**YOUR GOAL**: Omit the pictures and output every entry below exactly as written.

— BEGIN RECORDS PROVIDED —

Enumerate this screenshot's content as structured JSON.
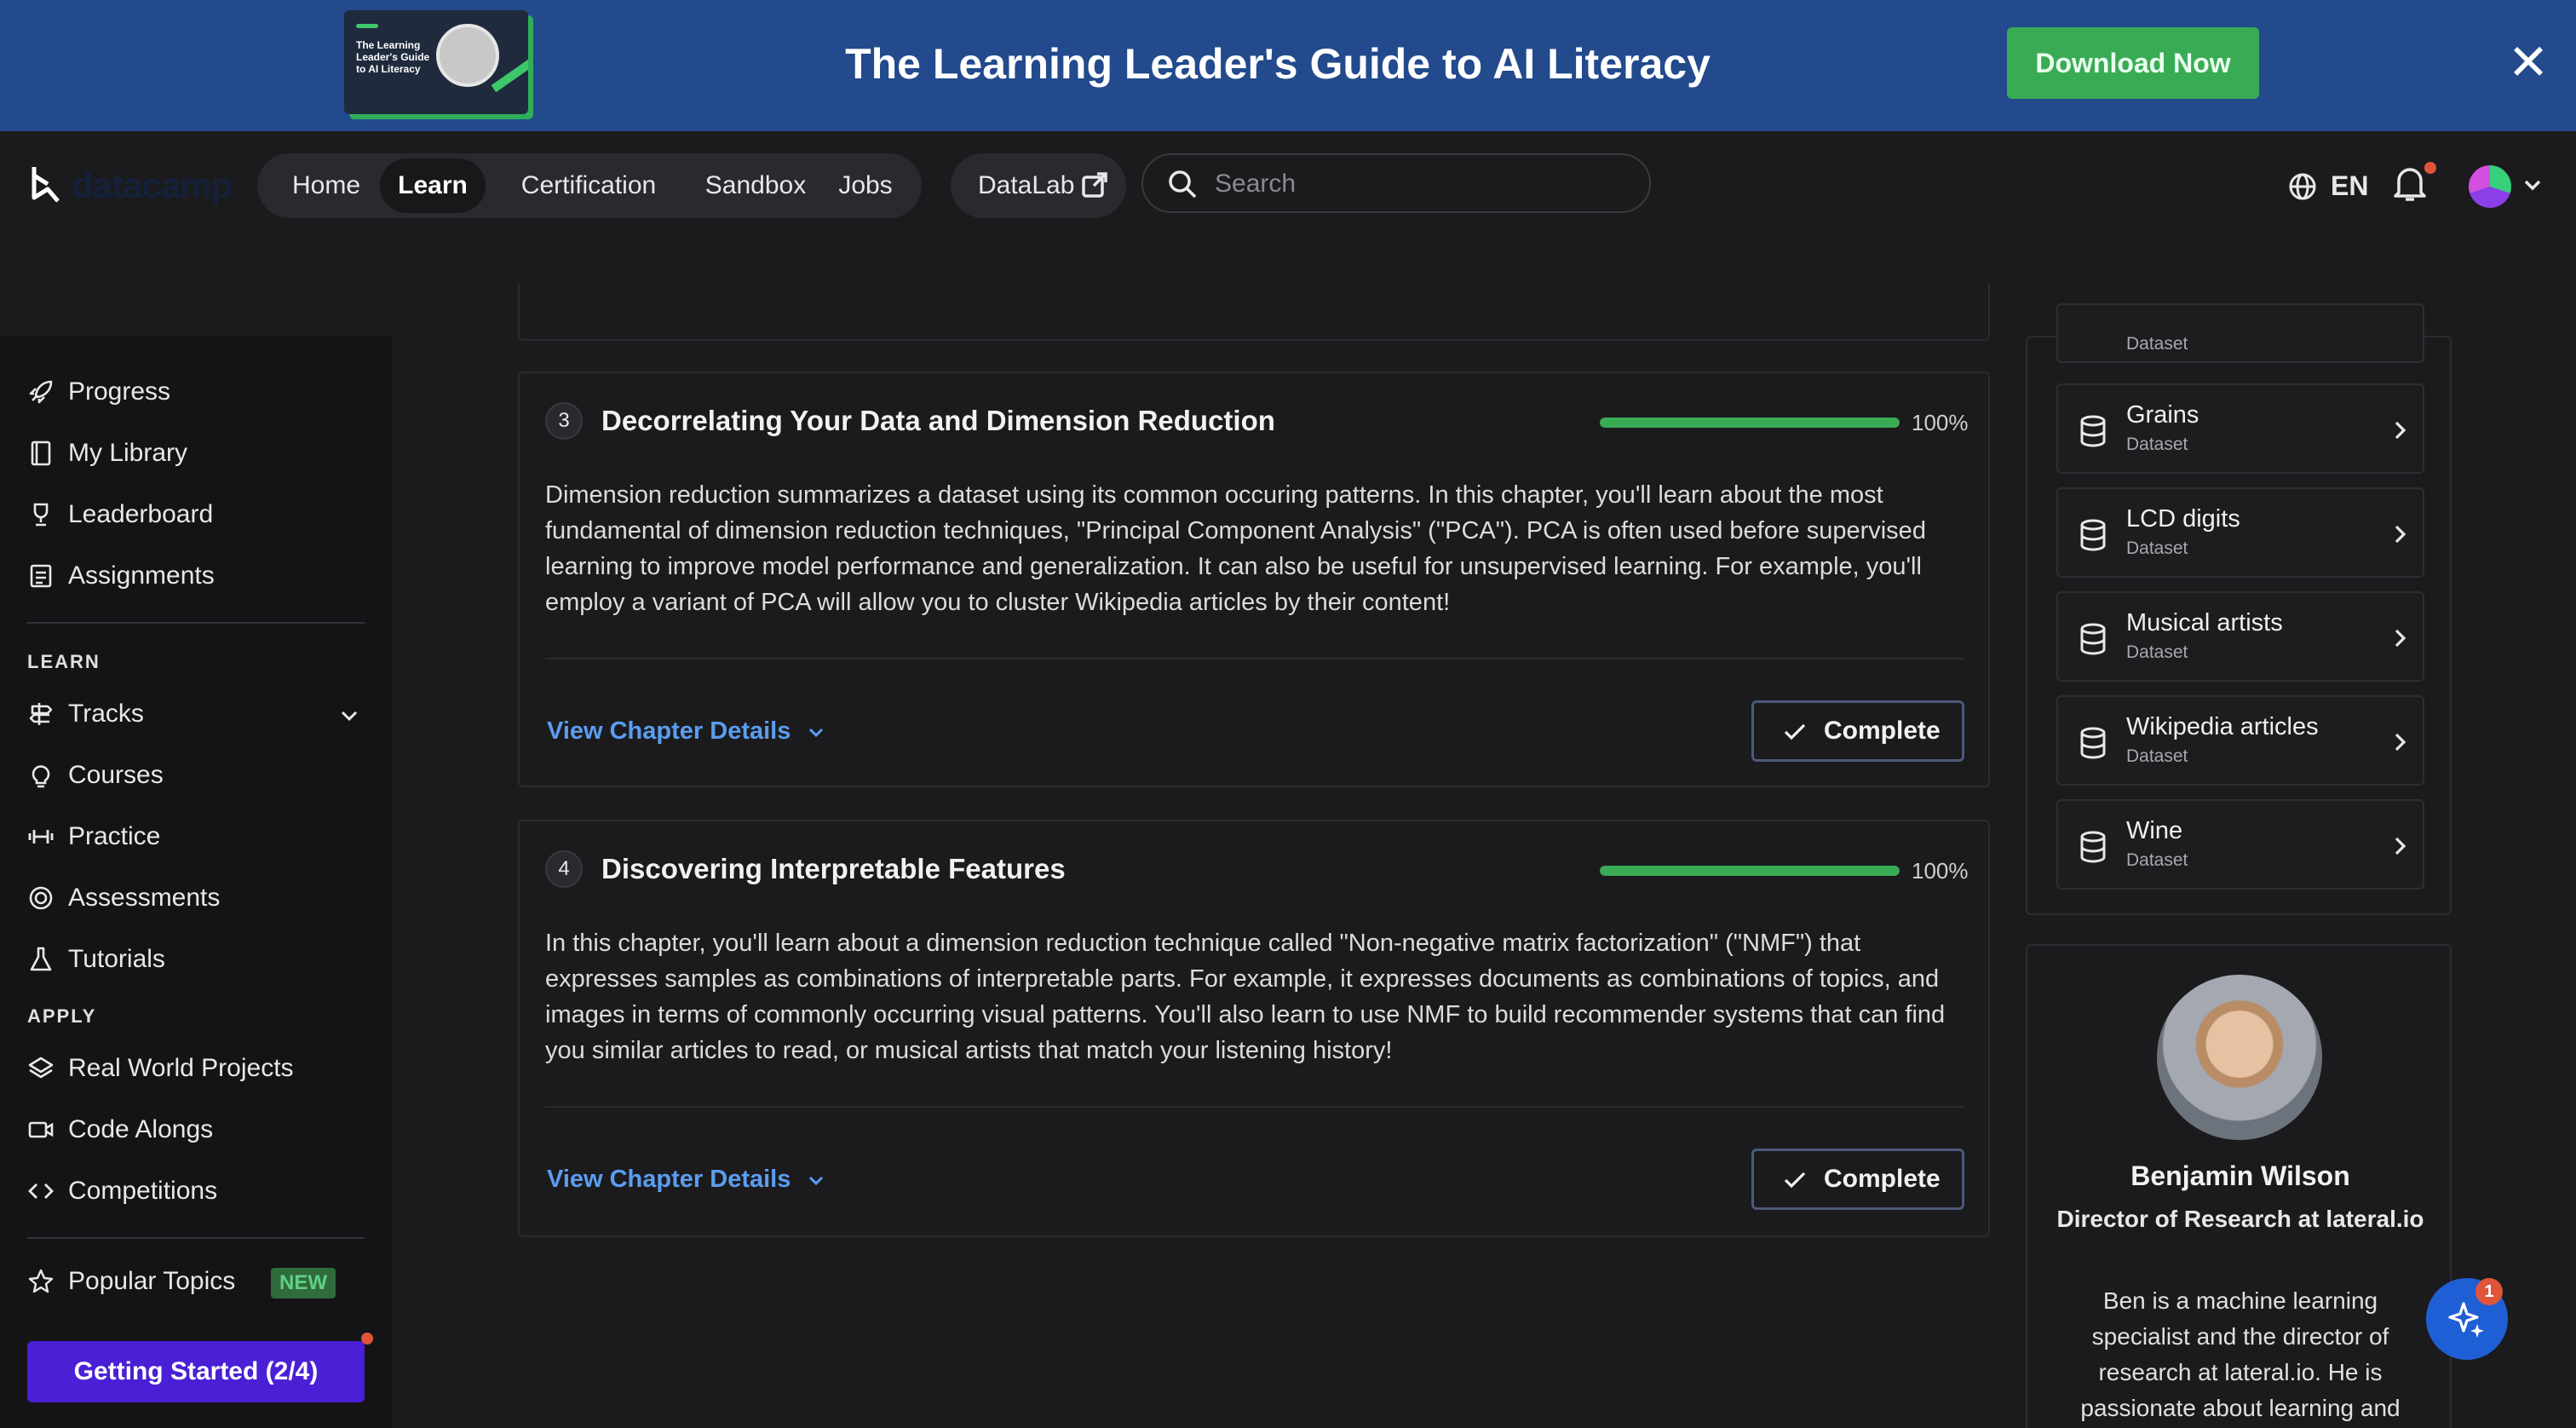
{
  "banner": {
    "thumb_text": "The Learning Leader's Guide to AI Literacy",
    "title": "The Learning Leader's Guide to AI Literacy",
    "cta": "Download Now",
    "close": "✕"
  },
  "nav": {
    "logo": "datacamp",
    "items": [
      {
        "label": "Home"
      },
      {
        "label": "Learn"
      },
      {
        "label": "Certification"
      },
      {
        "label": "Sandbox"
      },
      {
        "label": "Jobs"
      }
    ],
    "active": "Learn",
    "datalab": "DataLab",
    "search_placeholder": "Search",
    "language": "EN"
  },
  "sidebar": {
    "top_items": [
      {
        "label": "Progress",
        "icon": "rocket-icon"
      },
      {
        "label": "My Library",
        "icon": "book-icon"
      },
      {
        "label": "Leaderboard",
        "icon": "trophy-icon"
      },
      {
        "label": "Assignments",
        "icon": "clipboard-icon"
      }
    ],
    "learn_heading": "LEARN",
    "learn_items": [
      {
        "label": "Tracks",
        "icon": "signpost-icon"
      },
      {
        "label": "Courses",
        "icon": "lightbulb-icon"
      },
      {
        "label": "Practice",
        "icon": "dumbbell-icon"
      },
      {
        "label": "Assessments",
        "icon": "target-icon"
      },
      {
        "label": "Tutorials",
        "icon": "flask-icon"
      }
    ],
    "apply_heading": "APPLY",
    "apply_items": [
      {
        "label": "Real World Projects",
        "icon": "layers-icon"
      },
      {
        "label": "Code Alongs",
        "icon": "video-icon"
      },
      {
        "label": "Competitions",
        "icon": "code-icon"
      }
    ],
    "popular_topics": "Popular Topics",
    "new_badge": "NEW",
    "getting_started": "Getting Started (2/4)"
  },
  "chapters": [
    {
      "number": "3",
      "title": "Decorrelating Your Data and Dimension Reduction",
      "progress_percent": 100,
      "progress_label": "100%",
      "description": "Dimension reduction summarizes a dataset using its common occuring patterns. In this chapter, you'll learn about the most fundamental of dimension reduction techniques, \"Principal Component Analysis\" (\"PCA\"). PCA is often used before supervised learning to improve model performance and generalization. It can also be useful for unsupervised learning. For example, you'll employ a variant of PCA will allow you to cluster Wikipedia articles by their content!",
      "details_label": "View Chapter Details",
      "status_label": "Complete"
    },
    {
      "number": "4",
      "title": "Discovering Interpretable Features",
      "progress_percent": 100,
      "progress_label": "100%",
      "description": "In this chapter, you'll learn about a dimension reduction technique called \"Non-negative matrix factorization\" (\"NMF\") that expresses samples as combinations of interpretable parts. For example, it expresses documents as combinations of topics, and images in terms of commonly occurring visual patterns. You'll also learn to use NMF to build recommender systems that can find you similar articles to read, or musical artists that match your listening history!",
      "details_label": "View Chapter Details",
      "status_label": "Complete"
    }
  ],
  "datasets": {
    "partial_subtitle": "Dataset",
    "items": [
      {
        "name": "Grains",
        "type": "Dataset"
      },
      {
        "name": "LCD digits",
        "type": "Dataset"
      },
      {
        "name": "Musical artists",
        "type": "Dataset"
      },
      {
        "name": "Wikipedia articles",
        "type": "Dataset"
      },
      {
        "name": "Wine",
        "type": "Dataset"
      }
    ]
  },
  "author": {
    "name": "Benjamin Wilson",
    "role": "Director of Research at lateral.io",
    "bio": "Ben is a machine learning specialist and the director of research at lateral.io. He is passionate about learning and"
  },
  "assistant": {
    "notification_count": "1"
  },
  "colors": {
    "banner_bg": "#224a8c",
    "cta_green": "#3aab55",
    "link_blue": "#5b9df0",
    "getting_started_purple": "#4a1fd6"
  }
}
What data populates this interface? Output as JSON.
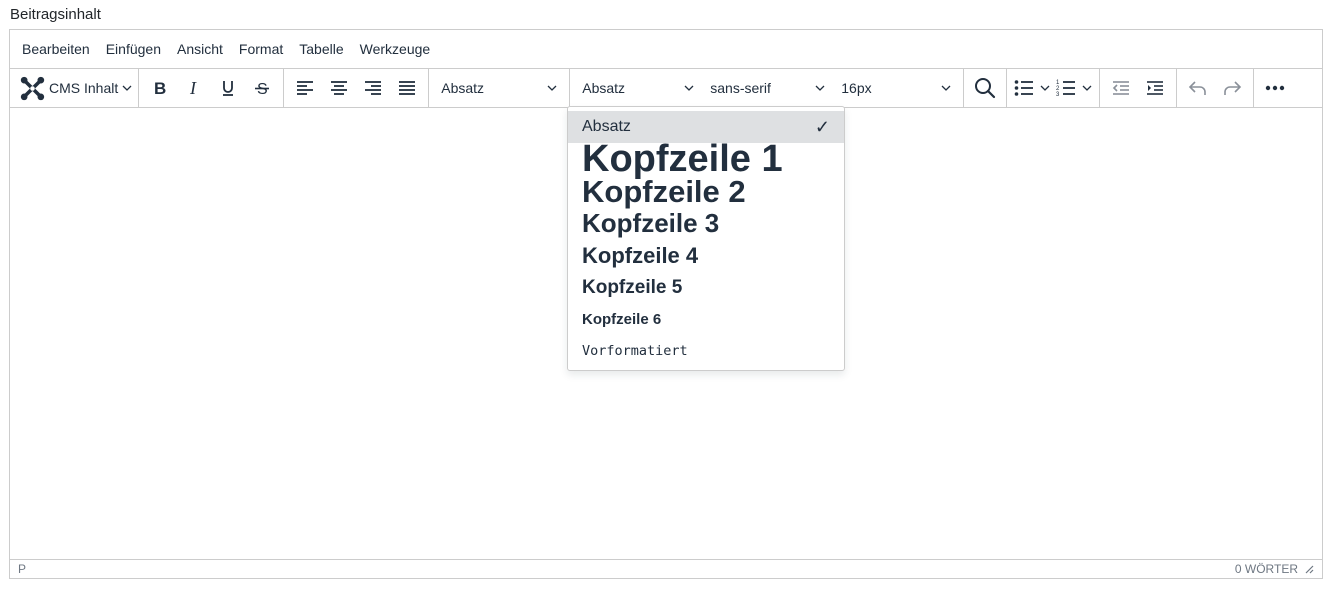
{
  "field": {
    "label": "Beitragsinhalt"
  },
  "menubar": {
    "items": [
      "Bearbeiten",
      "Einfügen",
      "Ansicht",
      "Format",
      "Tabelle",
      "Werkzeuge"
    ]
  },
  "toolbar": {
    "cms_label": "CMS Inhalt",
    "format_select_1": "Absatz",
    "format_select_2": "Absatz",
    "font_family": "sans-serif",
    "font_size": "16px"
  },
  "dropdown": {
    "items": [
      {
        "label": "Absatz",
        "selected": true
      },
      {
        "label": "Kopfzeile 1"
      },
      {
        "label": "Kopfzeile 2"
      },
      {
        "label": "Kopfzeile 3"
      },
      {
        "label": "Kopfzeile 4"
      },
      {
        "label": "Kopfzeile 5"
      },
      {
        "label": "Kopfzeile 6"
      },
      {
        "label": "Vorformatiert"
      }
    ],
    "check_glyph": "✓"
  },
  "statusbar": {
    "path": "P",
    "word_count": "0 WÖRTER"
  },
  "colors": {
    "text": "#222f3e",
    "border": "#cccccc",
    "active_item": "#dee0e2"
  }
}
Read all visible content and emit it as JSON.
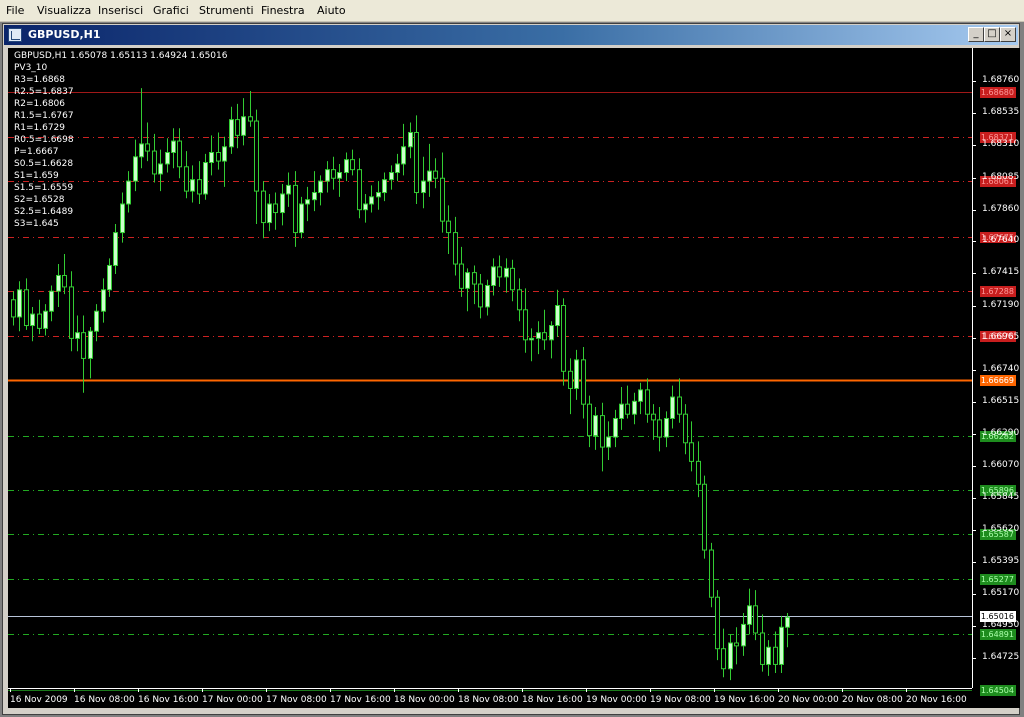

— END RECORDS PROVIDED —

**SOLUTION TO THIS EXERCISE**:
Enumerate this screenshot's content as structured JSON.
{
  "banner": {
    "thumb_text": "The Learning Leader's Guide to AI Literacy",
    "title": "The Learning Leader's Guide to AI Literacy",
    "cta": "Download Now",
    "close": "✕"
  },
  "nav": {
    "logo": "datacamp",
    "items": [
      {
        "label": "Home"
      },
      {
        "label": "Learn"
      },
      {
        "label": "Certification"
      },
      {
        "label": "Sandbox"
      },
      {
        "label": "Jobs"
      }
    ],
    "active": "Learn",
    "datalab": "DataLab",
    "search_placeholder": "Search",
    "language": "EN"
  },
  "sidebar": {
    "top_items": [
      {
        "label": "Progress",
        "icon": "rocket-icon"
      },
      {
        "label": "My Library",
        "icon": "book-icon"
      },
      {
        "label": "Leaderboard",
        "icon": "trophy-icon"
      },
      {
        "label": "Assignments",
        "icon": "clipboard-icon"
      }
    ],
    "learn_heading": "LEARN",
    "learn_items": [
      {
        "label": "Tracks",
        "icon": "signpost-icon"
      },
      {
        "label": "Courses",
        "icon": "lightbulb-icon"
      },
      {
        "label": "Practice",
        "icon": "dumbbell-icon"
      },
      {
        "label": "Assessments",
        "icon": "target-icon"
      },
      {
        "label": "Tutorials",
        "icon": "flask-icon"
      }
    ],
    "apply_heading": "APPLY",
    "apply_items": [
      {
        "label": "Real World Projects",
        "icon": "layers-icon"
      },
      {
        "label": "Code Alongs",
        "icon": "video-icon"
      },
      {
        "label": "Competitions",
        "icon": "code-icon"
      }
    ],
    "popular_topics": "Popular Topics",
    "new_badge": "NEW",
    "getting_started": "Getting Started (2/4)"
  },
  "chapters": [
    {
      "number": "3",
      "title": "Decorrelating Your Data and Dimension Reduction",
      "progress_percent": 100,
      "progress_label": "100%",
      "description": "Dimension reduction summarizes a dataset using its common occuring patterns. In this chapter, you'll learn about the most fundamental of dimension reduction techniques, \"Principal Component Analysis\" (\"PCA\"). PCA is often used before supervised learning to improve model performance and generalization. It can also be useful for unsupervised learning. For example, you'll employ a variant of PCA will allow you to cluster Wikipedia articles by their content!",
      "details_label": "View Chapter Details",
      "status_label": "Complete"
    },
    {
      "number": "4",
      "title": "Discovering Interpretable Features",
      "progress_percent": 100,
      "progress_label": "100%",
      "description": "In this chapter, you'll learn about a dimension reduction technique called \"Non-negative matrix factorization\" (\"NMF\") that expresses samples as combinations of interpretable parts. For example, it expresses documents as combinations of topics, and images in terms of commonly occurring visual patterns. You'll also learn to use NMF to build recommender systems that can find you similar articles to read, or musical artists that match your listening history!",
      "details_label": "View Chapter Details",
      "status_label": "Complete"
    }
  ],
  "datasets": {
    "partial_subtitle": "Dataset",
    "items": [
      {
        "name": "Grains",
        "type": "Dataset"
      },
      {
        "name": "LCD digits",
        "type": "Dataset"
      },
      {
        "name": "Musical artists",
        "type": "Dataset"
      },
      {
        "name": "Wikipedia articles",
        "type": "Dataset"
      },
      {
        "name": "Wine",
        "type": "Dataset"
      }
    ]
  },
  "author": {
    "name": "Benjamin Wilson",
    "role": "Director of Research at lateral.io",
    "bio": "Ben is a machine learning specialist and the director of research at lateral.io. He is passionate about learning and"
  },
  "assistant": {
    "notification_count": "1"
  },
  "colors": {
    "banner_bg": "#224a8c",
    "cta_green": "#3aab55",
    "link_blue": "#5b9df0",
    "getting_started_purple": "#4a1fd6"
  }
}
What data populates this interface? Output as JSON.
{
  "field": {
    "label": "Beitragsinhalt"
  },
  "menubar": {
    "items": [
      "Bearbeiten",
      "Einfügen",
      "Ansicht",
      "Format",
      "Tabelle",
      "Werkzeuge"
    ]
  },
  "toolbar": {
    "cms_label": "CMS Inhalt",
    "format_select_1": "Absatz",
    "format_select_2": "Absatz",
    "font_family": "sans-serif",
    "font_size": "16px"
  },
  "dropdown": {
    "items": [
      {
        "label": "Absatz",
        "selected": true
      },
      {
        "label": "Kopfzeile 1"
      },
      {
        "label": "Kopfzeile 2"
      },
      {
        "label": "Kopfzeile 3"
      },
      {
        "label": "Kopfzeile 4"
      },
      {
        "label": "Kopfzeile 5"
      },
      {
        "label": "Kopfzeile 6"
      },
      {
        "label": "Vorformatiert"
      }
    ],
    "check_glyph": "✓"
  },
  "statusbar": {
    "path": "P",
    "word_count": "0 WÖRTER"
  },
  "colors": {
    "text": "#222f3e",
    "border": "#cccccc",
    "active_item": "#dee0e2"
  }
}
Read all visible content and emit it as JSON.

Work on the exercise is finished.